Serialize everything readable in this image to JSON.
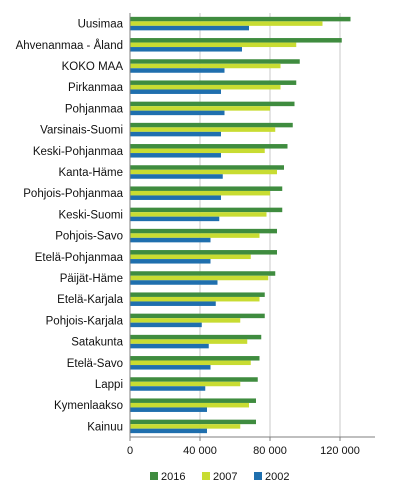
{
  "chart_data": {
    "type": "bar",
    "orientation": "horizontal",
    "title": "",
    "xlabel": "",
    "ylabel": "",
    "xlim": [
      0,
      140000
    ],
    "xticks": [
      0,
      40000,
      80000,
      120000
    ],
    "xtick_labels": [
      "0",
      "40 000",
      "80 000",
      "120 000"
    ],
    "grid": "vertical",
    "legend_position": "bottom",
    "categories": [
      "Uusimaa",
      "Ahvenanmaa - Åland",
      "KOKO MAA",
      "Pirkanmaa",
      "Pohjanmaa",
      "Varsinais-Suomi",
      "Keski-Pohjanmaa",
      "Kanta-Häme",
      "Pohjois-Pohjanmaa",
      "Keski-Suomi",
      "Pohjois-Savo",
      "Etelä-Pohjanmaa",
      "Päijät-Häme",
      "Etelä-Karjala",
      "Pohjois-Karjala",
      "Satakunta",
      "Etelä-Savo",
      "Lappi",
      "Kymenlaakso",
      "Kainuu"
    ],
    "series": [
      {
        "name": "2016",
        "color": "#3f8c3f",
        "values": [
          126000,
          121000,
          97000,
          95000,
          94000,
          93000,
          90000,
          88000,
          87000,
          87000,
          84000,
          84000,
          83000,
          77000,
          77000,
          75000,
          74000,
          73000,
          72000,
          72000
        ]
      },
      {
        "name": "2007",
        "color": "#c8dc32",
        "values": [
          110000,
          95000,
          86000,
          86000,
          80000,
          83000,
          77000,
          84000,
          80000,
          78000,
          74000,
          69000,
          79000,
          74000,
          63000,
          67000,
          69000,
          63000,
          68000,
          63000
        ]
      },
      {
        "name": "2002",
        "color": "#1f6fae",
        "values": [
          68000,
          64000,
          54000,
          52000,
          54000,
          52000,
          52000,
          53000,
          52000,
          51000,
          46000,
          46000,
          50000,
          49000,
          41000,
          45000,
          46000,
          43000,
          44000,
          44000
        ]
      }
    ]
  }
}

#####

• GOAL OF THE EXERCISE: Write out the material above once more, exactly as it reads, with no pictures.

• ANSWER TO THE PROBLEM:
Serialize everything readable in this image to JSON.
{
  "chart_data": {
    "type": "bar",
    "orientation": "horizontal",
    "title": "",
    "xlabel": "",
    "ylabel": "",
    "xlim": [
      0,
      140000
    ],
    "xticks": [
      0,
      40000,
      80000,
      120000
    ],
    "xtick_labels": [
      "0",
      "40 000",
      "80 000",
      "120 000"
    ],
    "grid": "vertical",
    "legend_position": "bottom",
    "categories": [
      "Uusimaa",
      "Ahvenanmaa - Åland",
      "KOKO MAA",
      "Pirkanmaa",
      "Pohjanmaa",
      "Varsinais-Suomi",
      "Keski-Pohjanmaa",
      "Kanta-Häme",
      "Pohjois-Pohjanmaa",
      "Keski-Suomi",
      "Pohjois-Savo",
      "Etelä-Pohjanmaa",
      "Päijät-Häme",
      "Etelä-Karjala",
      "Pohjois-Karjala",
      "Satakunta",
      "Etelä-Savo",
      "Lappi",
      "Kymenlaakso",
      "Kainuu"
    ],
    "series": [
      {
        "name": "2016",
        "color": "#3f8c3f",
        "values": [
          126000,
          121000,
          97000,
          95000,
          94000,
          93000,
          90000,
          88000,
          87000,
          87000,
          84000,
          84000,
          83000,
          77000,
          77000,
          75000,
          74000,
          73000,
          72000,
          72000
        ]
      },
      {
        "name": "2007",
        "color": "#c8dc32",
        "values": [
          110000,
          95000,
          86000,
          86000,
          80000,
          83000,
          77000,
          84000,
          80000,
          78000,
          74000,
          69000,
          79000,
          74000,
          63000,
          67000,
          69000,
          63000,
          68000,
          63000
        ]
      },
      {
        "name": "2002",
        "color": "#1f6fae",
        "values": [
          68000,
          64000,
          54000,
          52000,
          54000,
          52000,
          52000,
          53000,
          52000,
          51000,
          46000,
          46000,
          50000,
          49000,
          41000,
          45000,
          46000,
          43000,
          44000,
          44000
        ]
      }
    ]
  }
}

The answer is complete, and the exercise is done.